### RAW DATA
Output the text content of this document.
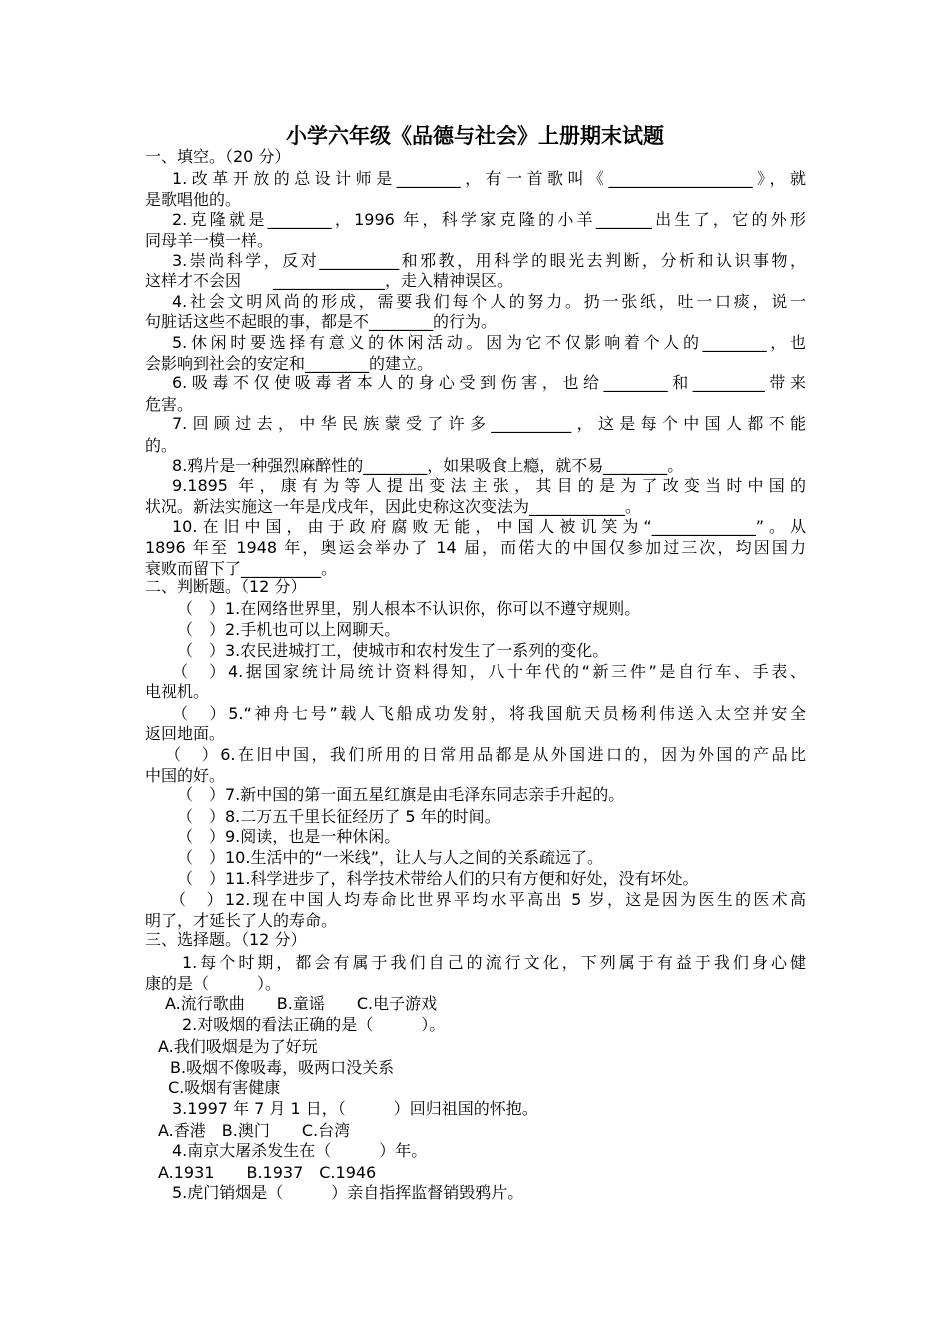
小学六年级《品德与社会》上册期末试题
一、填空。（20 分）
1.改革开放的总设计师是________，有一首歌叫《__________________》，就
是歌唱他的。
2.克隆就是________，1996 年，科学家克隆的小羊_______出生了，它的外形
同母羊一模一样。
3.崇尚科学，反对__________和邪教，用科学的眼光去判断，分析和认识事物，
这样才不会因　　______________，走入精神误区。
4.社会文明风尚的形成，需要我们每个人的努力。扔一张纸，吐一口痰，说一
句脏话这些不起眼的事，都是不________的行为。
5.休闲时要选择有意义的休闲活动。因为它不仅影响着个人的________，也
会影响到社会的安定和________的建立。
6.吸毒不仅使吸毒者本人的身心受到伤害，也给________和_________带来
危害。
7.回顾过去，中华民族蒙受了许多__________，这是每个中国人都不能
的。
8.鸦片是一种强烈麻醉性的________，如果吸食上瘾，就不易________。
9.1895 年，康有为等人提出变法主张，其目的是为了改变当时中国的
状况。新法实施这一年是戊戌年，因此史称这次变法为____________。
10.在旧中国，由于政府腐败无能，中国人被讥笑为“_____________”。从
1896 年至 1948 年，奥运会举办了 14 届，而偌大的中国仅参加过三次，均因国力
衰败而留下了__________。
二、判断题。（12 分）
（　）1.在网络世界里，别人根本不认识你，你可以不遵守规则。
（　）2.手机也可以上网聊天。
（　）3.农民进城打工，使城市和农村发生了一系列的变化。
（　）4.据国家统计局统计资料得知，八十年代的“新三件”是自行车、手表、
电视机。
（　）5.“神舟七号”载人飞船成功发射，将我国航天员杨利伟送入太空并安全
返回地面。
（　）6.在旧中国，我们所用的日常用品都是从外国进口的，因为外国的产品比
中国的好。
（　）7.新中国的第一面五星红旗是由毛泽东同志亲手升起的。
（　）8.二万五千里长征经历了 5 年的时间。
（　）9.阅读，也是一种休闲。
（　）10.生活中的“一米线”，让人与人之间的关系疏远了。
（　）11.科学进步了，科学技术带给人们的只有方便和好处，没有坏处。
（　）12.现在中国人均寿命比世界平均水平高出 5 岁，这是因为医生的医术高
明了，才延长了人的寿命。
三、选择题。（12 分）
1.每个时期，都会有属于我们自己的流行文化，下列属于有益于我们身心健
康的是（　　　）。
A.流行歌曲　　B.童谣　　C.电子游戏
2.对吸烟的看法正确的是（　　　）。
A.我们吸烟是为了好玩
B.吸烟不像吸毒，吸两口没关系
C.吸烟有害健康
3.1997 年 7 月 1 日，（　　　）回归祖国的怀抱。
A.香港　B.澳门　　C.台湾
4.南京大屠杀发生在（　　　）年。
A.1931　　B.1937　C.1946
5.虎门销烟是（　　　）亲自指挥监督销毁鸦片。
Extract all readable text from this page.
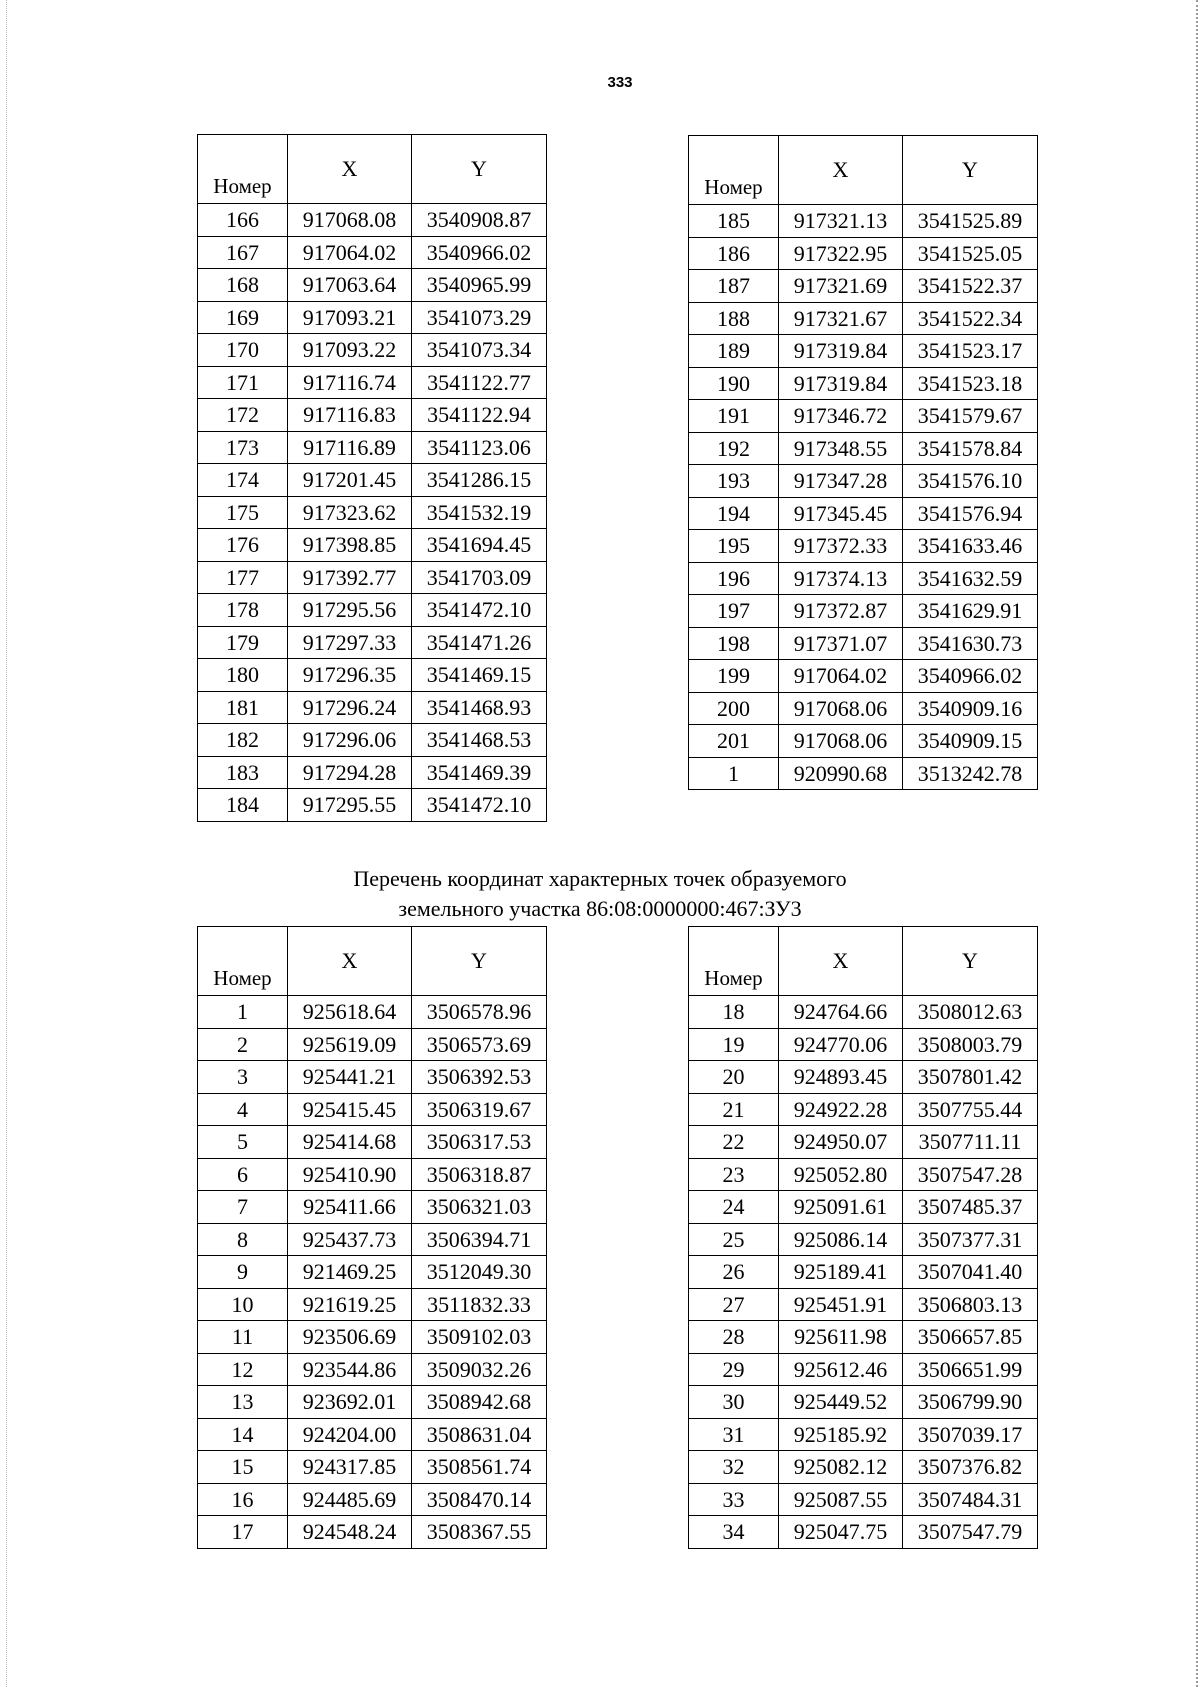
333
Номер	X	Y
166	917068.08	3540908.87
167	917064.02	3540966.02
168	917063.64	3540965.99
169	917093.21	3541073.29
170	917093.22	3541073.34
171	917116.74	3541122.77
172	917116.83	3541122.94
173	917116.89	3541123.06
174	917201.45	3541286.15
175	917323.62	3541532.19
176	917398.85	3541694.45
177	917392.77	3541703.09
178	917295.56	3541472.10
179	917297.33	3541471.26
180	917296.35	3541469.15
181	917296.24	3541468.93
182	917296.06	3541468.53
183	917294.28	3541469.39
184	917295.55	3541472.10
Номер	X	Y
185	917321.13	3541525.89
186	917322.95	3541525.05
187	917321.69	3541522.37
188	917321.67	3541522.34
189	917319.84	3541523.17
190	917319.84	3541523.18
191	917346.72	3541579.67
192	917348.55	3541578.84
193	917347.28	3541576.10
194	917345.45	3541576.94
195	917372.33	3541633.46
196	917374.13	3541632.59
197	917372.87	3541629.91
198	917371.07	3541630.73
199	917064.02	3540966.02
200	917068.06	3540909.16
201	917068.06	3540909.15
1	920990.68	3513242.78
Перечень координат характерных точек образуемого
земельного участка 86:08:0000000:467:ЗУ3
Номер	X	Y
1	925618.64	3506578.96
2	925619.09	3506573.69
3	925441.21	3506392.53
4	925415.45	3506319.67
5	925414.68	3506317.53
6	925410.90	3506318.87
7	925411.66	3506321.03
8	925437.73	3506394.71
9	921469.25	3512049.30
10	921619.25	3511832.33
11	923506.69	3509102.03
12	923544.86	3509032.26
13	923692.01	3508942.68
14	924204.00	3508631.04
15	924317.85	3508561.74
16	924485.69	3508470.14
17	924548.24	3508367.55
Номер	X	Y
18	924764.66	3508012.63
19	924770.06	3508003.79
20	924893.45	3507801.42
21	924922.28	3507755.44
22	924950.07	3507711.11
23	925052.80	3507547.28
24	925091.61	3507485.37
25	925086.14	3507377.31
26	925189.41	3507041.40
27	925451.91	3506803.13
28	925611.98	3506657.85
29	925612.46	3506651.99
30	925449.52	3506799.90
31	925185.92	3507039.17
32	925082.12	3507376.82
33	925087.55	3507484.31
34	925047.75	3507547.79
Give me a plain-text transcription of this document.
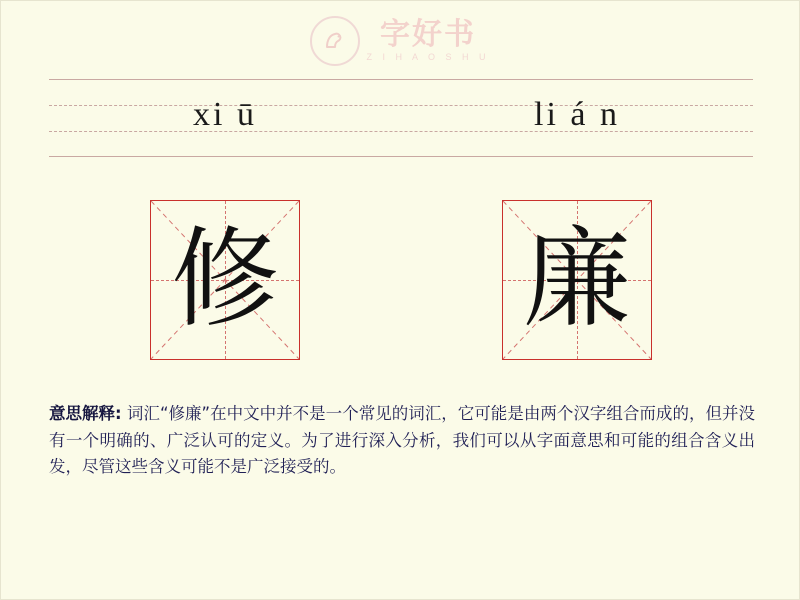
字好书
Z I H A O S H U
xi ū	li á n
修 廉
意思解释: 词汇“修廉”在中文中并不是一个常见的词汇，它可能是由两个汉字组合而成的，但并没有一个明确的、广泛认可的定义。为了进行深入分析，我们可以从字面意思和可能的组合含义出发，尽管这些含义可能不是广泛接受的。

### WHAT TO PRODUCE
Search the lines for the word "text" and report how many contain it, by number only.

### THE REPLY
3